- [Task goal]: Will you write out all the entries below exactly?

- [Input records]:
-----

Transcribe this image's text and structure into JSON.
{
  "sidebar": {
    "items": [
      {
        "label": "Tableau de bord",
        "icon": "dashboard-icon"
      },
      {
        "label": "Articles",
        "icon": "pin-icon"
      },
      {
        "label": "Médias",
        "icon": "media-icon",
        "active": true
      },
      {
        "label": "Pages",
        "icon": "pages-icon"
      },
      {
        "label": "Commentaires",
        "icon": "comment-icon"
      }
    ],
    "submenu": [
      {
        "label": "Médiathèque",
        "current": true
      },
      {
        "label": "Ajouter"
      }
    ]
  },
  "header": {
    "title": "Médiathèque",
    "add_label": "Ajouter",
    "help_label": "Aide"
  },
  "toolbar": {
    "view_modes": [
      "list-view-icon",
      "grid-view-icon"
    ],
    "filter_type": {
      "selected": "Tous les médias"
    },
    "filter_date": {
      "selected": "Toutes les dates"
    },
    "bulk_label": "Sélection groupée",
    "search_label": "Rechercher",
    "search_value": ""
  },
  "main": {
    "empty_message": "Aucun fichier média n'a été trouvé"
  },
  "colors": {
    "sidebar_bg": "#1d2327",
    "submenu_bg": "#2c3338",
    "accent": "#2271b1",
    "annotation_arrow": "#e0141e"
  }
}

-----

- [The response]:
Transcribe this image's text and structure into JSON.
{
  "sidebar": {
    "items": [
      {
        "label": "Tableau de bord",
        "icon": "dashboard-icon"
      },
      {
        "label": "Articles",
        "icon": "pin-icon"
      },
      {
        "label": "Médias",
        "icon": "media-icon",
        "active": true
      },
      {
        "label": "Pages",
        "icon": "pages-icon"
      },
      {
        "label": "Commentaires",
        "icon": "comment-icon"
      }
    ],
    "submenu": [
      {
        "label": "Médiathèque",
        "current": true
      },
      {
        "label": "Ajouter"
      }
    ]
  },
  "header": {
    "title": "Médiathèque",
    "add_label": "Ajouter",
    "help_label": "Aide"
  },
  "toolbar": {
    "view_modes": [
      "list-view-icon",
      "grid-view-icon"
    ],
    "filter_type": {
      "selected": "Tous les médias"
    },
    "filter_date": {
      "selected": "Toutes les dates"
    },
    "bulk_label": "Sélection groupée",
    "search_label": "Rechercher",
    "search_value": ""
  },
  "main": {
    "empty_message": "Aucun fichier média n'a été trouvé"
  },
  "colors": {
    "sidebar_bg": "#1d2327",
    "submenu_bg": "#2c3338",
    "accent": "#2271b1",
    "annotation_arrow": "#e0141e"
  }
}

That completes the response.